(Dataset records)

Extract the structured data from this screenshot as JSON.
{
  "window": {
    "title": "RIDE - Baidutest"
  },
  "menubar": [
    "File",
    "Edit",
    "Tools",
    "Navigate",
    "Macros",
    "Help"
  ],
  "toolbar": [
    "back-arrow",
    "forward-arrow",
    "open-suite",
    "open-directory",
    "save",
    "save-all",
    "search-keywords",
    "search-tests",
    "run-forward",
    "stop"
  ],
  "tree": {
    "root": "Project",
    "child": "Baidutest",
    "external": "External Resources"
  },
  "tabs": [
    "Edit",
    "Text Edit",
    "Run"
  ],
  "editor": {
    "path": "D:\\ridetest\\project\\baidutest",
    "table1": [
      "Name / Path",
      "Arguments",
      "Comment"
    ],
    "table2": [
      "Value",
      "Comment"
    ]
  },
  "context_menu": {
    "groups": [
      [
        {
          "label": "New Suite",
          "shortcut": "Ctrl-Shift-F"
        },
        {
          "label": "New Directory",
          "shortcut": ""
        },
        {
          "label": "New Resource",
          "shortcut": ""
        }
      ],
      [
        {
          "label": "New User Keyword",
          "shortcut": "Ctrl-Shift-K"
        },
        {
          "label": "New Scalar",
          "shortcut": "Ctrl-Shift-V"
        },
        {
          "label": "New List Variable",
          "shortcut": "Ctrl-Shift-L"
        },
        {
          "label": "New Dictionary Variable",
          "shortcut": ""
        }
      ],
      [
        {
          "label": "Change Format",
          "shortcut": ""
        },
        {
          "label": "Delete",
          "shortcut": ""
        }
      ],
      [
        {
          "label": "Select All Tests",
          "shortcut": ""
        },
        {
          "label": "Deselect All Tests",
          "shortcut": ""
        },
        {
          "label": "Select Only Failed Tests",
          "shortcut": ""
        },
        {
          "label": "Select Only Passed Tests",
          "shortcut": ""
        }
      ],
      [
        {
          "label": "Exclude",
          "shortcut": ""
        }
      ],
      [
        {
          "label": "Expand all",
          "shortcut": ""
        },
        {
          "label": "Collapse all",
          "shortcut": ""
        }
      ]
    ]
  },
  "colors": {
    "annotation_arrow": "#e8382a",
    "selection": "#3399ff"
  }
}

The task: Reproduce the data, keeping every line exactly the same.

Exercise output:
Extract the structured data from this screenshot as JSON.
{
  "window": {
    "title": "RIDE - Baidutest"
  },
  "menubar": [
    "File",
    "Edit",
    "Tools",
    "Navigate",
    "Macros",
    "Help"
  ],
  "toolbar": [
    "back-arrow",
    "forward-arrow",
    "open-suite",
    "open-directory",
    "save",
    "save-all",
    "search-keywords",
    "search-tests",
    "run-forward",
    "stop"
  ],
  "tree": {
    "root": "Project",
    "child": "Baidutest",
    "external": "External Resources"
  },
  "tabs": [
    "Edit",
    "Text Edit",
    "Run"
  ],
  "editor": {
    "path": "D:\\ridetest\\project\\baidutest",
    "table1": [
      "Name / Path",
      "Arguments",
      "Comment"
    ],
    "table2": [
      "Value",
      "Comment"
    ]
  },
  "context_menu": {
    "groups": [
      [
        {
          "label": "New Suite",
          "shortcut": "Ctrl-Shift-F"
        },
        {
          "label": "New Directory",
          "shortcut": ""
        },
        {
          "label": "New Resource",
          "shortcut": ""
        }
      ],
      [
        {
          "label": "New User Keyword",
          "shortcut": "Ctrl-Shift-K"
        },
        {
          "label": "New Scalar",
          "shortcut": "Ctrl-Shift-V"
        },
        {
          "label": "New List Variable",
          "shortcut": "Ctrl-Shift-L"
        },
        {
          "label": "New Dictionary Variable",
          "shortcut": ""
        }
      ],
      [
        {
          "label": "Change Format",
          "shortcut": ""
        },
        {
          "label": "Delete",
          "shortcut": ""
        }
      ],
      [
        {
          "label": "Select All Tests",
          "shortcut": ""
        },
        {
          "label": "Deselect All Tests",
          "shortcut": ""
        },
        {
          "label": "Select Only Failed Tests",
          "shortcut": ""
        },
        {
          "label": "Select Only Passed Tests",
          "shortcut": ""
        }
      ],
      [
        {
          "label": "Exclude",
          "shortcut": ""
        }
      ],
      [
        {
          "label": "Expand all",
          "shortcut": ""
        },
        {
          "label": "Collapse all",
          "shortcut": ""
        }
      ]
    ]
  },
  "colors": {
    "annotation_arrow": "#e8382a",
    "selection": "#3399ff"
  }
}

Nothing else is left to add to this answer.